If you own a successful business but are at the stage where you’d like to sell it, either to retire or to do something else, there are several options to consider. There are also lots of things to do beforehand, which we’ll discuss here too.

A holding company could be a good option

Doing this means you’ll be able to get access to company money, but you can move its assets (including shares), so they can be sold easily. And if you’re thinking about passing your business on to a family member, it’s also a good way to do it as ownership of shares etc. can be moved easily.

It’s tax efficient too

Selling or changing the ownership of a company this way has lots of advantages as there are tax savings to be had. For example, share disposals and dividends are tax exempt.

Sales of shares in a subsidiary company (companies the holding company owns at least 10% of shares in) are also tax exempt provided they’ve been held for at least 12-months consecutively. This is known as Substantial Shareholding Exemption.

A holding company will also be exempt from VAT if:

  • Its main function is the buying of and selling shares in subsidiary companies
  • It receives dividend payments from shareholdings in subsidiary companies
  • It defends itself and its subsidiaries from takeovers

Obviously, you can only do this if you own a limited company. If you’re a sole-trader or partnership it might be worth considering structuring your company as a limited company and selling this way if you can.

What are my other options?

Of course, there are other ways to sell your business, which could suit your needs, especially if you don’t have the time to go through the holding company process.

Sale of assets

As the name suggests, this is where you sell the assets of a business. These include machinery, technology or intellectual property - basically anything that’s considered vital to running the business. Once sold, ownership is transferred to the buyer straightaway.

[Exercise A]:
Answer these questions from the text on selling a business:
(i) What minimum share of a company must the holding company own for it to count as a subsidiary?
(ii) For how long must shares in a subsidiary have been held consecutively for their sale to be tax exempt?
(iii) Which kinds of assets does the text list as examples in a sale of assets?
[Exercise B]: Please carry on the text on selling a business, picking up after its final sentence.

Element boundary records
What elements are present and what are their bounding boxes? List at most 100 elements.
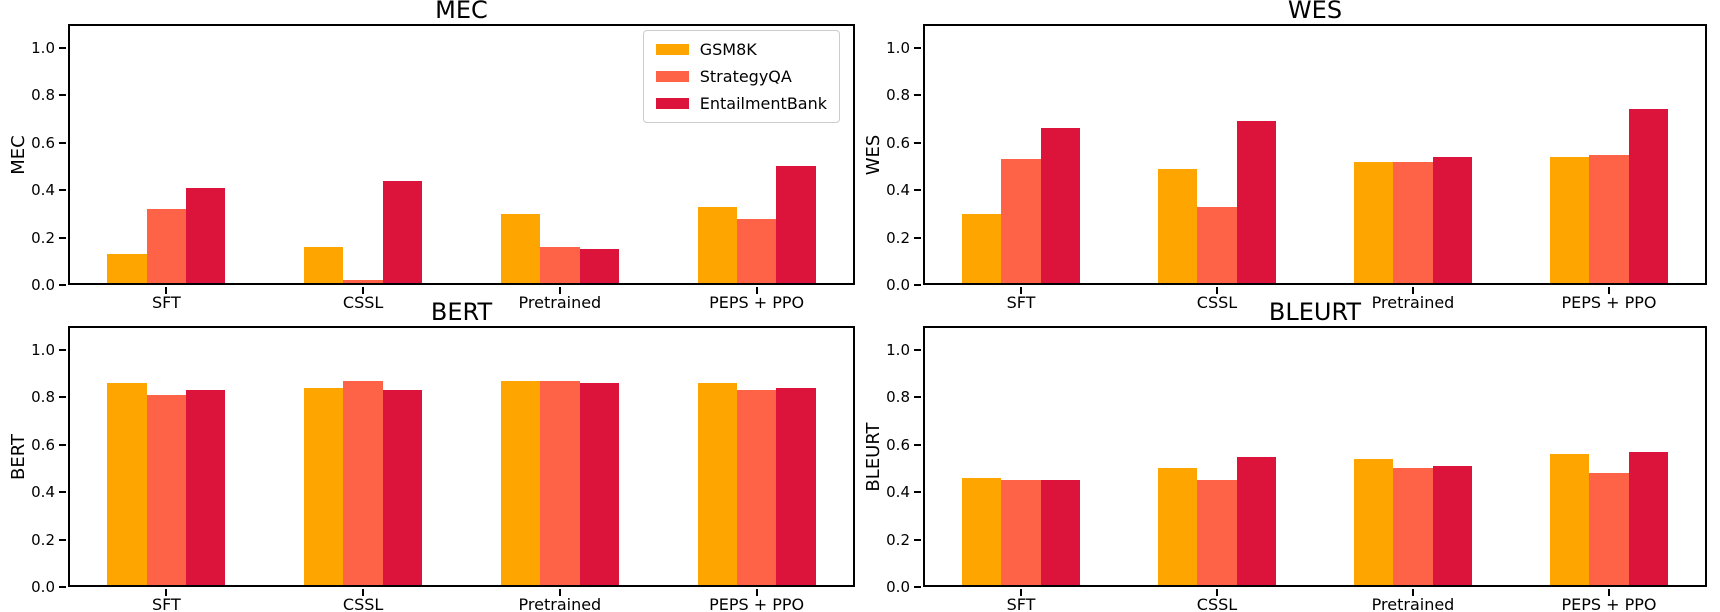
y-tick-mark (59, 443, 66, 446)
bar-strategyqa-peps-ppo (1589, 154, 1629, 285)
bar-entailmentbank-sft (186, 390, 226, 587)
y-tick-label: 0.6 (886, 133, 910, 152)
bar-entailmentbank-cssl (1236, 121, 1276, 285)
legend-item-gsm8k: GSM8K (655, 40, 827, 59)
legend-swatch-entailmentbank (655, 98, 689, 109)
x-tick-label-cssl: CSSL (342, 595, 384, 612)
x-tick-mark (755, 589, 758, 596)
y-tick-mark (914, 443, 921, 446)
x-tick-mark (362, 287, 365, 294)
x-tick-label-cssl: CSSL (342, 293, 384, 312)
bar-entailmentbank-cssl (1236, 456, 1276, 587)
bar-entailmentbank-peps-ppo (1628, 109, 1668, 285)
y-tick-mark (914, 538, 921, 541)
bar-strategyqa-sft (1001, 480, 1041, 587)
bar-gsm8k-peps-ppo (1550, 156, 1590, 285)
bar-entailmentbank-peps-ppo (776, 166, 816, 285)
y-tick-mark (59, 189, 66, 192)
bar-strategyqa-peps-ppo (736, 390, 777, 587)
x-tick-label-pretrained: Pretrained (1371, 293, 1455, 312)
bar-gsm8k-pretrained (1354, 161, 1394, 285)
x-tick-label-sft: SFT (151, 595, 181, 612)
y-tick-label: 1.0 (31, 340, 55, 359)
x-tick-label-sft: SFT (1006, 293, 1036, 312)
y-tick-mark (914, 284, 921, 286)
bar-gsm8k-sft (962, 477, 1002, 587)
bar-gsm8k-pretrained (1354, 458, 1394, 587)
bar-entailmentbank-pretrained (579, 382, 619, 587)
bar-strategyqa-pretrained (1393, 161, 1433, 285)
y-tick-label: 0.6 (31, 435, 55, 454)
y-tick-label: 0.4 (886, 181, 910, 200)
y-tick-label: 0.8 (31, 388, 55, 407)
x-tick-mark (1020, 589, 1022, 596)
subplot-title: BERT (430, 298, 493, 326)
bar-strategyqa-peps-ppo (736, 218, 777, 285)
y-tick-label: 0.0 (886, 578, 910, 596)
bar-gsm8k-cssl (1158, 168, 1198, 285)
x-tick-label-peps-ppo: PEPS + PPO (1561, 293, 1657, 312)
bar-strategyqa-cssl (343, 380, 383, 587)
y-axis-label: BLEURT (863, 421, 884, 492)
x-tick-label-pretrained: Pretrained (518, 293, 602, 312)
x-tick-label-peps-ppo: PEPS + PPO (709, 293, 805, 312)
bar-entailmentbank-pretrained (1432, 466, 1472, 587)
y-tick-mark (914, 348, 921, 351)
x-tick-label-cssl: CSSL (1196, 595, 1238, 612)
x-tick-mark (1608, 287, 1610, 294)
bar-entailmentbank-pretrained (1432, 156, 1472, 285)
bar-strategyqa-cssl (343, 280, 383, 285)
y-tick-label: 1.0 (886, 340, 910, 359)
x-tick-mark (1412, 287, 1414, 294)
y-tick-mark (914, 586, 921, 588)
x-tick-mark (362, 589, 365, 596)
bar-strategyqa-sft (146, 394, 187, 587)
bar-strategyqa-sft (1001, 159, 1041, 285)
y-tick-label: 0.4 (886, 483, 910, 502)
y-tick-label: 0.4 (31, 181, 55, 200)
bar-entailmentbank-pretrained (579, 249, 619, 285)
legend-swatch-strategyqa (655, 71, 689, 82)
plot-area: 0.0 0.2 0.4 0.6 0.8 1.0 SFT CSSL Pretrained PEPS … (31, 24, 855, 312)
y-tick-mark (59, 586, 66, 588)
bar-entailmentbank-cssl (382, 390, 423, 587)
y-tick-label: 0.6 (886, 435, 910, 454)
x-tick-mark (1412, 589, 1414, 596)
bar-entailmentbank-sft (1040, 480, 1080, 587)
bar-gsm8k-pretrained (500, 213, 541, 285)
plot-area: 0.0 0.2 0.4 0.6 0.8 1.0 SFT CSSL Pretrained PEPS … (886, 326, 1707, 612)
bar-strategyqa-pretrained (540, 247, 580, 285)
y-tick-label: 0.6 (31, 133, 55, 152)
legend-label-gsm8k: GSM8K (699, 40, 757, 59)
y-tick-mark (59, 141, 66, 144)
bar-strategyqa-pretrained (540, 380, 580, 587)
y-tick-label: 1.0 (886, 38, 910, 57)
bar-gsm8k-peps-ppo (697, 382, 737, 587)
y-tick-mark (59, 46, 66, 49)
legend-label-strategyqa: StrategyQA (699, 67, 792, 86)
bar-strategyqa-peps-ppo (1589, 473, 1629, 587)
bar-gsm8k-sft (962, 213, 1002, 285)
x-tick-mark (1216, 287, 1218, 294)
bar-gsm8k-sft (107, 254, 147, 285)
x-tick-mark (165, 287, 168, 294)
legend-item-strategyqa: StrategyQA (655, 67, 827, 86)
y-tick-label: 0.8 (886, 388, 910, 407)
x-tick-label-pretrained: Pretrained (518, 595, 602, 612)
bar-gsm8k-peps-ppo (697, 206, 737, 285)
y-tick-label: 0.0 (31, 578, 55, 596)
x-tick-label-pretrained: Pretrained (1371, 595, 1455, 612)
x-tick-label-sft: SFT (1006, 595, 1036, 612)
x-tick-label-peps-ppo: PEPS + PPO (1561, 595, 1657, 612)
y-tick-label: 0.2 (886, 530, 910, 549)
y-tick-mark (914, 189, 921, 192)
legend-swatch-gsm8k (655, 44, 689, 55)
y-tick-label: 0.0 (886, 276, 910, 294)
x-tick-mark (558, 589, 561, 596)
x-tick-mark (165, 589, 168, 596)
bar-gsm8k-cssl (304, 387, 344, 587)
x-tick-mark (558, 287, 561, 294)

[Exercise result A]:
(i) At least 10% of its shares.
(ii) At least 12 months.
(iii) Machinery, technology and intellectual property.

[Exercise result B]:
This type of sale is usually how sole-traderships and partnerships are sold. Limited company sales use a very similar process called a sale of shares.

Sale of a business

Also known as a ‘sale of a business as a going concern’, this is where the whole of a business is transferred to a new owner. They become liable for any business debts and obligations and will usually take on the established business name.

Things you should do beforehand

Whatever type of business you’re looking to sell and however you do it, we’d recommend making sure everything’s in order before you start the process. Here are some of the important things you should concentrate on (not all of these might apply to you).

  • Prepare up-to-date accounts
  • Tidy up any leases and contracts
  • Settle any outstanding litigation or employee disputes
  • Cut down personal cash withdrawals from the business
  • Reduce owner dependence and increase management responsibilities
  • Sort out the tax and ownership structure

Ready to chat?

To talk to us about selling your business, please complete the pop-up form on this page. If you prefer to use the phone, call us on 01244 47010 . Alternatively, you can send an email to:  if you prefer.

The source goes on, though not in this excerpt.